<<<<
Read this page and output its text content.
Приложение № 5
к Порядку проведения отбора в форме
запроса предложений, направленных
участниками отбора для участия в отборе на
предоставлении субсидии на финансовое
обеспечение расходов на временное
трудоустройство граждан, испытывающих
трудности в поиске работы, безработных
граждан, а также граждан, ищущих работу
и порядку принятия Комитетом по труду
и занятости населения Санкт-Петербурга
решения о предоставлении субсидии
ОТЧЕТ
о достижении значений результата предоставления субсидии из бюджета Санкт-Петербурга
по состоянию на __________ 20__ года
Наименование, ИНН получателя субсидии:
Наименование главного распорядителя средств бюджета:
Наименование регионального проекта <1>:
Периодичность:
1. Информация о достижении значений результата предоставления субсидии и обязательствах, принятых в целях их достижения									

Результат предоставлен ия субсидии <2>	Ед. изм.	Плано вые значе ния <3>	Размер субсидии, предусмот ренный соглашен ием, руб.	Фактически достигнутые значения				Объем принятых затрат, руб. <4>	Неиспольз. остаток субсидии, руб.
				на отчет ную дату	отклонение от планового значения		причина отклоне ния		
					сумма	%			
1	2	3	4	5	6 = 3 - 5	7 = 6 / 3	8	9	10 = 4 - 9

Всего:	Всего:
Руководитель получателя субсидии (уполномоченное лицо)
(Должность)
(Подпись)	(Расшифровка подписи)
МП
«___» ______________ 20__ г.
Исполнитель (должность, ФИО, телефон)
>>>>
<<<<
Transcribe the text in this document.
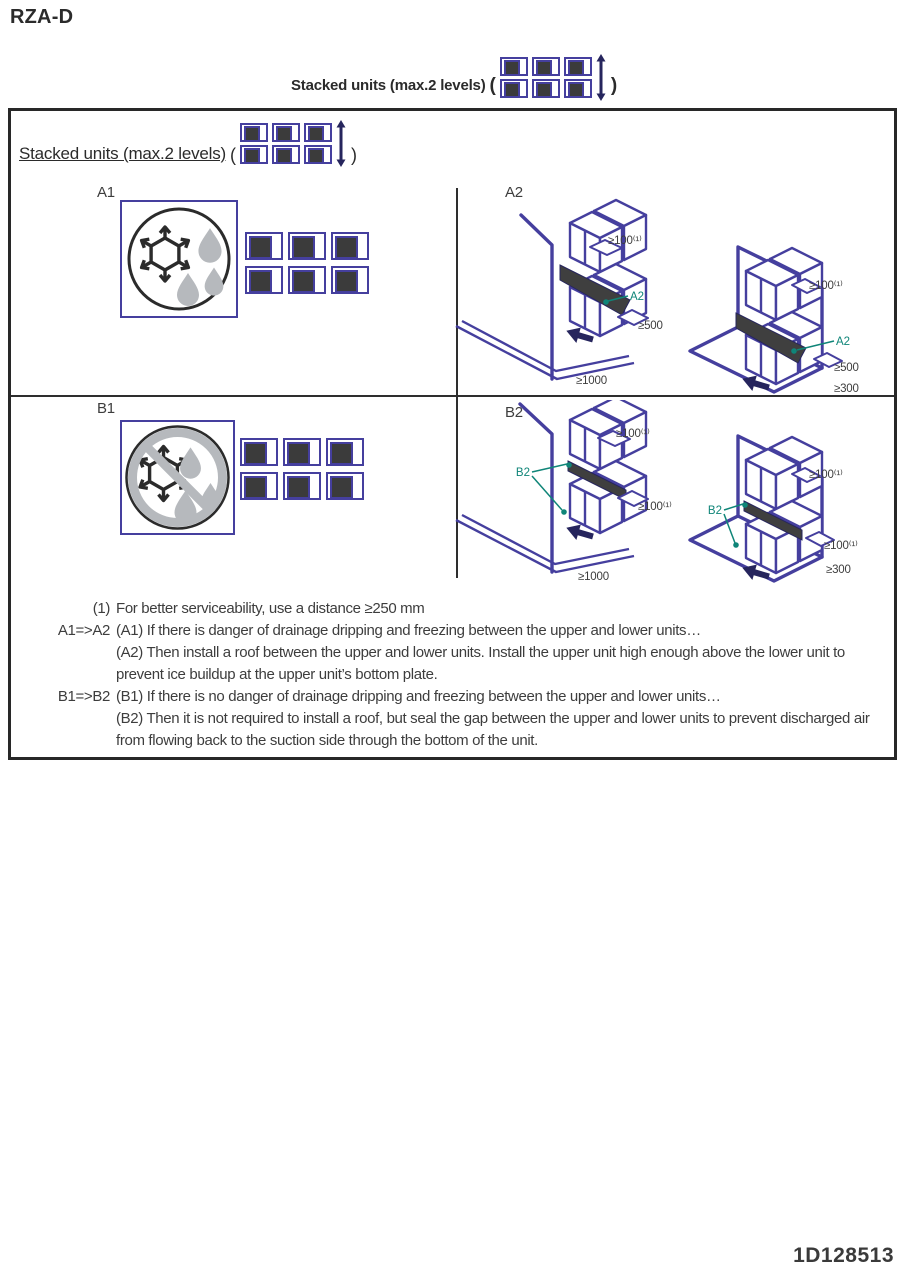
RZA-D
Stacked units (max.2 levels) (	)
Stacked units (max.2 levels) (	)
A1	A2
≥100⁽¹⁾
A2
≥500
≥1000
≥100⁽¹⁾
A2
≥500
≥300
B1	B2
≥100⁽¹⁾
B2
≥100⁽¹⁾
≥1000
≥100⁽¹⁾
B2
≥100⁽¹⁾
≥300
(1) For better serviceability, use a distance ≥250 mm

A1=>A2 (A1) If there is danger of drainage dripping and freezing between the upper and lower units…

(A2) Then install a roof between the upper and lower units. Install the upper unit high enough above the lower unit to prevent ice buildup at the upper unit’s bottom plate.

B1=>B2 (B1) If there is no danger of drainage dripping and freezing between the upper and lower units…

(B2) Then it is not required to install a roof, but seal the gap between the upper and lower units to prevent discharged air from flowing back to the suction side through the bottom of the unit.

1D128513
>>>>
WHAT YOU SHOULD DO> Show, from the listing above, each line that contains the word "результата".

SOLUTION TO THIS TASK>
о достижении значений результата предоставления субсидии из бюджета Санкт-Петербурга
1. Информация о достижении значений результата предоставления субсидии и обязательствах, принятых в целях их достижения									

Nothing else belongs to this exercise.